──────── Records for the exercise

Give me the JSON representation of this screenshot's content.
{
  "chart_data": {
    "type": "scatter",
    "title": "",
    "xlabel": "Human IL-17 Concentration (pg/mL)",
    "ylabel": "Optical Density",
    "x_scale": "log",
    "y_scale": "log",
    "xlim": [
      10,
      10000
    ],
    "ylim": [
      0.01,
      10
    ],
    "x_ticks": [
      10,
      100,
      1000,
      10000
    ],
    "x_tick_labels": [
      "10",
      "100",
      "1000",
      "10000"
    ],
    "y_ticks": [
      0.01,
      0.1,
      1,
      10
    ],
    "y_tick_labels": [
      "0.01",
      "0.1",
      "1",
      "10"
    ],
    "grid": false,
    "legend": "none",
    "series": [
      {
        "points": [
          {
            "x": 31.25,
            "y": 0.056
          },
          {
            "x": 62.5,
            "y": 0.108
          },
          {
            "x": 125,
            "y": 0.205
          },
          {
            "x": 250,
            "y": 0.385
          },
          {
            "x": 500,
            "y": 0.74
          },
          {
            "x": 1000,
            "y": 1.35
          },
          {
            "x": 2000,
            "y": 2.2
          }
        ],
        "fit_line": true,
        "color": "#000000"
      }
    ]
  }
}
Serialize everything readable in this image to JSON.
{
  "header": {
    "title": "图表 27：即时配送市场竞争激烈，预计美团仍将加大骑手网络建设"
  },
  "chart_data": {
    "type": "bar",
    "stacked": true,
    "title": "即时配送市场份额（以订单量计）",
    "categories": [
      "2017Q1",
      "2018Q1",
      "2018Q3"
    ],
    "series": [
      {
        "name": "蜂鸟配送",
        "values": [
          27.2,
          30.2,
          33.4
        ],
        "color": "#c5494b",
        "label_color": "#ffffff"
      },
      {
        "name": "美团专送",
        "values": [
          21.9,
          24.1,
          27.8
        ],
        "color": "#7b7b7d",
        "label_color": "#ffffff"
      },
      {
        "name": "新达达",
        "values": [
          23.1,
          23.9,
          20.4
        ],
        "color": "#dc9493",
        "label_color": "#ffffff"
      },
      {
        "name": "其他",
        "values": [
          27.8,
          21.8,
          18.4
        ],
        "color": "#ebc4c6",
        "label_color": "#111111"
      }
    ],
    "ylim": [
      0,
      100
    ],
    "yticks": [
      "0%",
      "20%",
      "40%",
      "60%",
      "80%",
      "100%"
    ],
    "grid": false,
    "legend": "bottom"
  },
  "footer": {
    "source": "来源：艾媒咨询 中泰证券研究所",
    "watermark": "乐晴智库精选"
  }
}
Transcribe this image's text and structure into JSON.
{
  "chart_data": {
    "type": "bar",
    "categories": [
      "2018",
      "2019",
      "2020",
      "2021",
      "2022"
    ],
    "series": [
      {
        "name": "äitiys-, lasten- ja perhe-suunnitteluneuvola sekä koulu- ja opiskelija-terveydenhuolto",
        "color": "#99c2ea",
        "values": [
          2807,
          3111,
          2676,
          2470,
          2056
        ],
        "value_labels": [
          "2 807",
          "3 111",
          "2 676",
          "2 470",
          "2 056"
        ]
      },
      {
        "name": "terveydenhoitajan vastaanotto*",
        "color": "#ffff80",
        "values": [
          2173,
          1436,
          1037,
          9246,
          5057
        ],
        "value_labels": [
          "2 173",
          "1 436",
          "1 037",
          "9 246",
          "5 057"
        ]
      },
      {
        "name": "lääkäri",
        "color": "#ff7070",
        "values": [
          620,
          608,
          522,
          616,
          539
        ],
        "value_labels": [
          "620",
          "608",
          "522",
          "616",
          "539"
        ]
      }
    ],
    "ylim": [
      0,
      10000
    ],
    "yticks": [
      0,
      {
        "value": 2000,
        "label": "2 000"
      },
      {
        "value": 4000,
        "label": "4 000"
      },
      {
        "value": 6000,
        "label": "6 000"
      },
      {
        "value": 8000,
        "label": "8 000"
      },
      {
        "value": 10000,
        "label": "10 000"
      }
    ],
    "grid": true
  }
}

────────────────

From the listing above, pick out each line where the word "name" appears.

## [Complete response]
        "name": "蜂鸟配送",
        "name": "美团专送",
        "name": "新达达",
        "name": "其他",
        "name": "äitiys-, lasten- ja perhe-suunnitteluneuvola sekä koulu- ja opiskelija-terveydenhuolto",
        "name": "terveydenhoitajan vastaanotto*",
        "name": "lääkäri",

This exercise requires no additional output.